[Supplied records]
++++++++
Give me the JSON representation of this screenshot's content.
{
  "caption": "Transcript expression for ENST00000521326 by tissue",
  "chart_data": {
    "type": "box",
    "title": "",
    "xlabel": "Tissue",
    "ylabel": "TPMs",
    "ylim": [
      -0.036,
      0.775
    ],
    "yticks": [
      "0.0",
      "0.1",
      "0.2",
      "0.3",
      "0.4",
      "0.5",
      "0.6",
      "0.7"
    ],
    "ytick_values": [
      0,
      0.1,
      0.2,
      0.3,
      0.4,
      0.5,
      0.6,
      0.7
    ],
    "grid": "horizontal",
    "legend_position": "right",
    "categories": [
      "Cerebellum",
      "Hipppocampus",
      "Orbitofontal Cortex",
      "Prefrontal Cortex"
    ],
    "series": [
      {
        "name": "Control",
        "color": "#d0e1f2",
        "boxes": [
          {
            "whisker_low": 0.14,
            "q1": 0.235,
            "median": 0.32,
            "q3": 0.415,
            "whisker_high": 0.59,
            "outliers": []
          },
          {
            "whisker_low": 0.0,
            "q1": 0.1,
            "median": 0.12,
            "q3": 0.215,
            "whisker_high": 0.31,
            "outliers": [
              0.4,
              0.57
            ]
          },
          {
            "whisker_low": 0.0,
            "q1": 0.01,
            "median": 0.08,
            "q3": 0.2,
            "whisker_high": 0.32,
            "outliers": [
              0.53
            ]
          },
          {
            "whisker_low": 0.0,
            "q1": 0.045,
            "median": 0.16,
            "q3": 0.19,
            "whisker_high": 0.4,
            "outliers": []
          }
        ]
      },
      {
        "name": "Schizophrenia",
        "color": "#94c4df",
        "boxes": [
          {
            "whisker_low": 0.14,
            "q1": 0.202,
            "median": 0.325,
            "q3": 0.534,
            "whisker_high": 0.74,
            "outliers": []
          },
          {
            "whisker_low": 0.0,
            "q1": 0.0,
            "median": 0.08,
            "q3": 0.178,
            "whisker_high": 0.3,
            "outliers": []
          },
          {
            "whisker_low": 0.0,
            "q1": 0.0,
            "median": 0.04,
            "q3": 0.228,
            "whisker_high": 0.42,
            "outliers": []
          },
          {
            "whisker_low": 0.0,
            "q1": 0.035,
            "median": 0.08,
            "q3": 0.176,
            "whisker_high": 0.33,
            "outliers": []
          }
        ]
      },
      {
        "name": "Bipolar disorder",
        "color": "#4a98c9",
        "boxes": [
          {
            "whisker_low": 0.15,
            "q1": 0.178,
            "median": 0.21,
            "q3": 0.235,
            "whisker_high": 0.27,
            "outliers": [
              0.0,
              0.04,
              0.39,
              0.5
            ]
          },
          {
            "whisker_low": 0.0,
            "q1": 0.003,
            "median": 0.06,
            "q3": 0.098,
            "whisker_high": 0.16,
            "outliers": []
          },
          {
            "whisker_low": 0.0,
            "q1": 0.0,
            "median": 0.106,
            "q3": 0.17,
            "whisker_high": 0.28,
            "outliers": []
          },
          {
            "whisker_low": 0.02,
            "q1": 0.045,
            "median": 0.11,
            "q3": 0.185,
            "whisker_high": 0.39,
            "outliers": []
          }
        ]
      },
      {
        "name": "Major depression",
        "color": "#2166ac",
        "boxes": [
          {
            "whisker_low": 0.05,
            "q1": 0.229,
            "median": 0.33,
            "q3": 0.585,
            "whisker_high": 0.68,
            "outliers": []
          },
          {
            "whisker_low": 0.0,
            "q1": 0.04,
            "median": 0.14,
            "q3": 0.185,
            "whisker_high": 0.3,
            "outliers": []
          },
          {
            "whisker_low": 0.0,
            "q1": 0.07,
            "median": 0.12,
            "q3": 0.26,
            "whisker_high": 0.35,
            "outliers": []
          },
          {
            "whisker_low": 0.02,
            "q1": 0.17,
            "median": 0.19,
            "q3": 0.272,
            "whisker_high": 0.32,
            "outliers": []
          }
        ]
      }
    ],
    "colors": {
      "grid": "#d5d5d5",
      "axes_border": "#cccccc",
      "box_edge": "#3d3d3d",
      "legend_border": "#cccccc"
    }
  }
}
++++++++
[Instruction]
Every record should be repeated exactly; please leave none out.

[Output of the task]
Give me the JSON representation of this screenshot's content.
{
  "caption": "Transcript expression for ENST00000521326 by tissue",
  "chart_data": {
    "type": "box",
    "title": "",
    "xlabel": "Tissue",
    "ylabel": "TPMs",
    "ylim": [
      -0.036,
      0.775
    ],
    "yticks": [
      "0.0",
      "0.1",
      "0.2",
      "0.3",
      "0.4",
      "0.5",
      "0.6",
      "0.7"
    ],
    "ytick_values": [
      0,
      0.1,
      0.2,
      0.3,
      0.4,
      0.5,
      0.6,
      0.7
    ],
    "grid": "horizontal",
    "legend_position": "right",
    "categories": [
      "Cerebellum",
      "Hipppocampus",
      "Orbitofontal Cortex",
      "Prefrontal Cortex"
    ],
    "series": [
      {
        "name": "Control",
        "color": "#d0e1f2",
        "boxes": [
          {
            "whisker_low": 0.14,
            "q1": 0.235,
            "median": 0.32,
            "q3": 0.415,
            "whisker_high": 0.59,
            "outliers": []
          },
          {
            "whisker_low": 0.0,
            "q1": 0.1,
            "median": 0.12,
            "q3": 0.215,
            "whisker_high": 0.31,
            "outliers": [
              0.4,
              0.57
            ]
          },
          {
            "whisker_low": 0.0,
            "q1": 0.01,
            "median": 0.08,
            "q3": 0.2,
            "whisker_high": 0.32,
            "outliers": [
              0.53
            ]
          },
          {
            "whisker_low": 0.0,
            "q1": 0.045,
            "median": 0.16,
            "q3": 0.19,
            "whisker_high": 0.4,
            "outliers": []
          }
        ]
      },
      {
        "name": "Schizophrenia",
        "color": "#94c4df",
        "boxes": [
          {
            "whisker_low": 0.14,
            "q1": 0.202,
            "median": 0.325,
            "q3": 0.534,
            "whisker_high": 0.74,
            "outliers": []
          },
          {
            "whisker_low": 0.0,
            "q1": 0.0,
            "median": 0.08,
            "q3": 0.178,
            "whisker_high": 0.3,
            "outliers": []
          },
          {
            "whisker_low": 0.0,
            "q1": 0.0,
            "median": 0.04,
            "q3": 0.228,
            "whisker_high": 0.42,
            "outliers": []
          },
          {
            "whisker_low": 0.0,
            "q1": 0.035,
            "median": 0.08,
            "q3": 0.176,
            "whisker_high": 0.33,
            "outliers": []
          }
        ]
      },
      {
        "name": "Bipolar disorder",
        "color": "#4a98c9",
        "boxes": [
          {
            "whisker_low": 0.15,
            "q1": 0.178,
            "median": 0.21,
            "q3": 0.235,
            "whisker_high": 0.27,
            "outliers": [
              0.0,
              0.04,
              0.39,
              0.5
            ]
          },
          {
            "whisker_low": 0.0,
            "q1": 0.003,
            "median": 0.06,
            "q3": 0.098,
            "whisker_high": 0.16,
            "outliers": []
          },
          {
            "whisker_low": 0.0,
            "q1": 0.0,
            "median": 0.106,
            "q3": 0.17,
            "whisker_high": 0.28,
            "outliers": []
          },
          {
            "whisker_low": 0.02,
            "q1": 0.045,
            "median": 0.11,
            "q3": 0.185,
            "whisker_high": 0.39,
            "outliers": []
          }
        ]
      },
      {
        "name": "Major depression",
        "color": "#2166ac",
        "boxes": [
          {
            "whisker_low": 0.05,
            "q1": 0.229,
            "median": 0.33,
            "q3": 0.585,
            "whisker_high": 0.68,
            "outliers": []
          },
          {
            "whisker_low": 0.0,
            "q1": 0.04,
            "median": 0.14,
            "q3": 0.185,
            "whisker_high": 0.3,
            "outliers": []
          },
          {
            "whisker_low": 0.0,
            "q1": 0.07,
            "median": 0.12,
            "q3": 0.26,
            "whisker_high": 0.35,
            "outliers": []
          },
          {
            "whisker_low": 0.02,
            "q1": 0.17,
            "median": 0.19,
            "q3": 0.272,
            "whisker_high": 0.32,
            "outliers": []
          }
        ]
      }
    ],
    "colors": {
      "grid": "#d5d5d5",
      "axes_border": "#cccccc",
      "box_edge": "#3d3d3d",
      "legend_border": "#cccccc"
    }
  }
}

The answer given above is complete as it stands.